══ Input records

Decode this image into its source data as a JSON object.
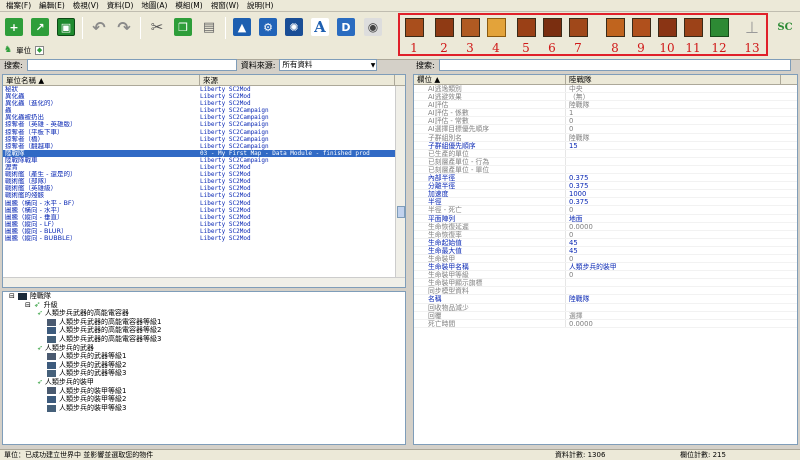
{
  "menu": [
    "檔案(F)",
    "編輯(E)",
    "檢視(V)",
    "資料(D)",
    "地圖(A)",
    "模組(M)",
    "視窗(W)",
    "說明(H)"
  ],
  "toolbar": {
    "highlight_numbers": [
      "1",
      "2",
      "3",
      "4",
      "5",
      "6",
      "7",
      "8",
      "9",
      "10",
      "11",
      "12",
      "13"
    ],
    "text_icon": "A",
    "doc_icon": "D",
    "sc_logo": "SC"
  },
  "tab": {
    "label": "單位"
  },
  "left_search": {
    "label": "搜索:",
    "source_label": "資料來源:",
    "source_value": "所有資料"
  },
  "right_search": {
    "label": "搜索:"
  },
  "unit_list": {
    "columns": [
      "單位名稱",
      "來源"
    ],
    "rows": [
      {
        "name": "秘狀",
        "source": "Liberty SC2Mod"
      },
      {
        "name": "異化蟲",
        "source": "Liberty SC2Mod"
      },
      {
        "name": "異化蟲（進化的）",
        "source": "Liberty SC2Mod"
      },
      {
        "name": "蟲",
        "source": "Liberty SC2Campaign"
      },
      {
        "name": "異化蟲被扔出",
        "source": "Liberty SC2Campaign"
      },
      {
        "name": "掠奪者（英雄 - 英雄版）",
        "source": "Liberty SC2Campaign"
      },
      {
        "name": "掠奪者（平板下車）",
        "source": "Liberty SC2Campaign"
      },
      {
        "name": "掠奪者（橋）",
        "source": "Liberty SC2Campaign"
      },
      {
        "name": "掠奪者（翻越車）",
        "source": "Liberty SC2Campaign"
      },
      {
        "name": "陸戰隊",
        "source": "03 - My First Map - Data Module - finished prod"
      },
      {
        "name": "陸戰隊戰車",
        "source": "Liberty SC2Campaign"
      },
      {
        "name": "瀝青",
        "source": "Liberty SC2Mod"
      },
      {
        "name": "戰術艦（產生 - 還是的）",
        "source": "Liberty SC2Mod"
      },
      {
        "name": "戰術艦（部隊）",
        "source": "Liberty SC2Mod"
      },
      {
        "name": "戰術艦（英雄級）",
        "source": "Liberty SC2Mod"
      },
      {
        "name": "戰術艦的殘骸",
        "source": "Liberty SC2Mod"
      },
      {
        "name": "圖騰（橫向 - 水平 - BF）",
        "source": "Liberty SC2Mod"
      },
      {
        "name": "圖騰（橫向 - 水平）",
        "source": "Liberty SC2Mod"
      },
      {
        "name": "圖騰（縱向 - 垂直）",
        "source": "Liberty SC2Mod"
      },
      {
        "name": "圖騰（縱向 - LF）",
        "source": "Liberty SC2Mod"
      },
      {
        "name": "圖騰（縱向 - BLUR）",
        "source": "Liberty SC2Mod"
      },
      {
        "name": "圖騰（縱向 - BUBBLE）",
        "source": "Liberty SC2Mod"
      }
    ]
  },
  "tree": {
    "root": "陸戰隊",
    "group": "升級",
    "items": [
      "人類步兵武器的高能電容器",
      "人類步兵武器的高能電容器等級1",
      "人類步兵武器的高能電容器等級2",
      "人類步兵武器的高能電容器等級3",
      "人類步兵的武器",
      "人類步兵的武器等級1",
      "人類步兵的武器等級2",
      "人類步兵的武器等級3",
      "人類步兵的裝甲",
      "人類步兵的裝甲等級1",
      "人類步兵的裝甲等級2",
      "人類步兵的裝甲等級3"
    ]
  },
  "properties": {
    "columns": [
      "欄位",
      "陸戰隊"
    ],
    "rows": [
      {
        "key": "AI逃逸類別",
        "value": "中央",
        "set": false
      },
      {
        "key": "AI逃避效果",
        "value": "（無）",
        "set": false
      },
      {
        "key": "AI評估",
        "value": "陸戰隊",
        "set": false
      },
      {
        "key": "AI評估 - 係數",
        "value": "1",
        "set": false
      },
      {
        "key": "AI評估 - 常數",
        "value": "0",
        "set": false
      },
      {
        "key": "AI選擇目標優先順序",
        "value": "0",
        "set": false
      },
      {
        "key": "子群組別名",
        "value": "陸戰隊",
        "set": false
      },
      {
        "key": "子群組優先順序",
        "value": "15",
        "set": true
      },
      {
        "key": "已生產的單位",
        "value": "",
        "set": false
      },
      {
        "key": "已刻層產單位 - 行為",
        "value": "",
        "set": false
      },
      {
        "key": "已刻層產單位 - 單位",
        "value": "",
        "set": false
      },
      {
        "key": "內部半徑",
        "value": "0.375",
        "set": true
      },
      {
        "key": "分離半徑",
        "value": "0.375",
        "set": true
      },
      {
        "key": "加速度",
        "value": "1000",
        "set": true
      },
      {
        "key": "半徑",
        "value": "0.375",
        "set": true
      },
      {
        "key": "半徑 - 死亡",
        "value": "0",
        "set": false
      },
      {
        "key": "平面陣列",
        "value": "地面",
        "set": true
      },
      {
        "key": "生命恢復延遲",
        "value": "0.0000",
        "set": false
      },
      {
        "key": "生命恢復率",
        "value": "0",
        "set": false
      },
      {
        "key": "生命起始值",
        "value": "45",
        "set": true
      },
      {
        "key": "生命最大值",
        "value": "45",
        "set": true
      },
      {
        "key": "生命裝甲",
        "value": "0",
        "set": false
      },
      {
        "key": "生命裝甲名稱",
        "value": "人類步兵的裝甲",
        "set": true
      },
      {
        "key": "生命裝甲等級",
        "value": "0",
        "set": false
      },
      {
        "key": "生命裝甲顯示旗標",
        "value": "",
        "set": false
      },
      {
        "key": "同步模型資料",
        "value": "",
        "set": false
      },
      {
        "key": "名稱",
        "value": "陸戰隊",
        "set": true
      },
      {
        "key": "回收物品減少",
        "value": "",
        "set": false
      },
      {
        "key": "回覆",
        "value": "選擇",
        "set": false
      },
      {
        "key": "死亡時間",
        "value": "0.0000",
        "set": false
      }
    ]
  },
  "status": {
    "message": "單位：已成功建立世界中 並影響並選取您的物件",
    "data_count": "資料計數: 1306",
    "field_count": "欄位計數: 215"
  }
}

════

**What the exercise asks:**
None of the pictures should appear; repeat the records exactly otherwise.

**Result of the exercise:**
Decode this image into its source data as a JSON object.
{
  "menu": [
    "檔案(F)",
    "編輯(E)",
    "檢視(V)",
    "資料(D)",
    "地圖(A)",
    "模組(M)",
    "視窗(W)",
    "說明(H)"
  ],
  "toolbar": {
    "highlight_numbers": [
      "1",
      "2",
      "3",
      "4",
      "5",
      "6",
      "7",
      "8",
      "9",
      "10",
      "11",
      "12",
      "13"
    ],
    "text_icon": "A",
    "doc_icon": "D",
    "sc_logo": "SC"
  },
  "tab": {
    "label": "單位"
  },
  "left_search": {
    "label": "搜索:",
    "source_label": "資料來源:",
    "source_value": "所有資料"
  },
  "right_search": {
    "label": "搜索:"
  },
  "unit_list": {
    "columns": [
      "單位名稱",
      "來源"
    ],
    "rows": [
      {
        "name": "秘狀",
        "source": "Liberty SC2Mod"
      },
      {
        "name": "異化蟲",
        "source": "Liberty SC2Mod"
      },
      {
        "name": "異化蟲（進化的）",
        "source": "Liberty SC2Mod"
      },
      {
        "name": "蟲",
        "source": "Liberty SC2Campaign"
      },
      {
        "name": "異化蟲被扔出",
        "source": "Liberty SC2Campaign"
      },
      {
        "name": "掠奪者（英雄 - 英雄版）",
        "source": "Liberty SC2Campaign"
      },
      {
        "name": "掠奪者（平板下車）",
        "source": "Liberty SC2Campaign"
      },
      {
        "name": "掠奪者（橋）",
        "source": "Liberty SC2Campaign"
      },
      {
        "name": "掠奪者（翻越車）",
        "source": "Liberty SC2Campaign"
      },
      {
        "name": "陸戰隊",
        "source": "03 - My First Map - Data Module - finished prod"
      },
      {
        "name": "陸戰隊戰車",
        "source": "Liberty SC2Campaign"
      },
      {
        "name": "瀝青",
        "source": "Liberty SC2Mod"
      },
      {
        "name": "戰術艦（產生 - 還是的）",
        "source": "Liberty SC2Mod"
      },
      {
        "name": "戰術艦（部隊）",
        "source": "Liberty SC2Mod"
      },
      {
        "name": "戰術艦（英雄級）",
        "source": "Liberty SC2Mod"
      },
      {
        "name": "戰術艦的殘骸",
        "source": "Liberty SC2Mod"
      },
      {
        "name": "圖騰（橫向 - 水平 - BF）",
        "source": "Liberty SC2Mod"
      },
      {
        "name": "圖騰（橫向 - 水平）",
        "source": "Liberty SC2Mod"
      },
      {
        "name": "圖騰（縱向 - 垂直）",
        "source": "Liberty SC2Mod"
      },
      {
        "name": "圖騰（縱向 - LF）",
        "source": "Liberty SC2Mod"
      },
      {
        "name": "圖騰（縱向 - BLUR）",
        "source": "Liberty SC2Mod"
      },
      {
        "name": "圖騰（縱向 - BUBBLE）",
        "source": "Liberty SC2Mod"
      }
    ]
  },
  "tree": {
    "root": "陸戰隊",
    "group": "升級",
    "items": [
      "人類步兵武器的高能電容器",
      "人類步兵武器的高能電容器等級1",
      "人類步兵武器的高能電容器等級2",
      "人類步兵武器的高能電容器等級3",
      "人類步兵的武器",
      "人類步兵的武器等級1",
      "人類步兵的武器等級2",
      "人類步兵的武器等級3",
      "人類步兵的裝甲",
      "人類步兵的裝甲等級1",
      "人類步兵的裝甲等級2",
      "人類步兵的裝甲等級3"
    ]
  },
  "properties": {
    "columns": [
      "欄位",
      "陸戰隊"
    ],
    "rows": [
      {
        "key": "AI逃逸類別",
        "value": "中央",
        "set": false
      },
      {
        "key": "AI逃避效果",
        "value": "（無）",
        "set": false
      },
      {
        "key": "AI評估",
        "value": "陸戰隊",
        "set": false
      },
      {
        "key": "AI評估 - 係數",
        "value": "1",
        "set": false
      },
      {
        "key": "AI評估 - 常數",
        "value": "0",
        "set": false
      },
      {
        "key": "AI選擇目標優先順序",
        "value": "0",
        "set": false
      },
      {
        "key": "子群組別名",
        "value": "陸戰隊",
        "set": false
      },
      {
        "key": "子群組優先順序",
        "value": "15",
        "set": true
      },
      {
        "key": "已生產的單位",
        "value": "",
        "set": false
      },
      {
        "key": "已刻層產單位 - 行為",
        "value": "",
        "set": false
      },
      {
        "key": "已刻層產單位 - 單位",
        "value": "",
        "set": false
      },
      {
        "key": "內部半徑",
        "value": "0.375",
        "set": true
      },
      {
        "key": "分離半徑",
        "value": "0.375",
        "set": true
      },
      {
        "key": "加速度",
        "value": "1000",
        "set": true
      },
      {
        "key": "半徑",
        "value": "0.375",
        "set": true
      },
      {
        "key": "半徑 - 死亡",
        "value": "0",
        "set": false
      },
      {
        "key": "平面陣列",
        "value": "地面",
        "set": true
      },
      {
        "key": "生命恢復延遲",
        "value": "0.0000",
        "set": false
      },
      {
        "key": "生命恢復率",
        "value": "0",
        "set": false
      },
      {
        "key": "生命起始值",
        "value": "45",
        "set": true
      },
      {
        "key": "生命最大值",
        "value": "45",
        "set": true
      },
      {
        "key": "生命裝甲",
        "value": "0",
        "set": false
      },
      {
        "key": "生命裝甲名稱",
        "value": "人類步兵的裝甲",
        "set": true
      },
      {
        "key": "生命裝甲等級",
        "value": "0",
        "set": false
      },
      {
        "key": "生命裝甲顯示旗標",
        "value": "",
        "set": false
      },
      {
        "key": "同步模型資料",
        "value": "",
        "set": false
      },
      {
        "key": "名稱",
        "value": "陸戰隊",
        "set": true
      },
      {
        "key": "回收物品減少",
        "value": "",
        "set": false
      },
      {
        "key": "回覆",
        "value": "選擇",
        "set": false
      },
      {
        "key": "死亡時間",
        "value": "0.0000",
        "set": false
      }
    ]
  },
  "status": {
    "message": "單位：已成功建立世界中 並影響並選取您的物件",
    "data_count": "資料計數: 1306",
    "field_count": "欄位計數: 215"
  }
}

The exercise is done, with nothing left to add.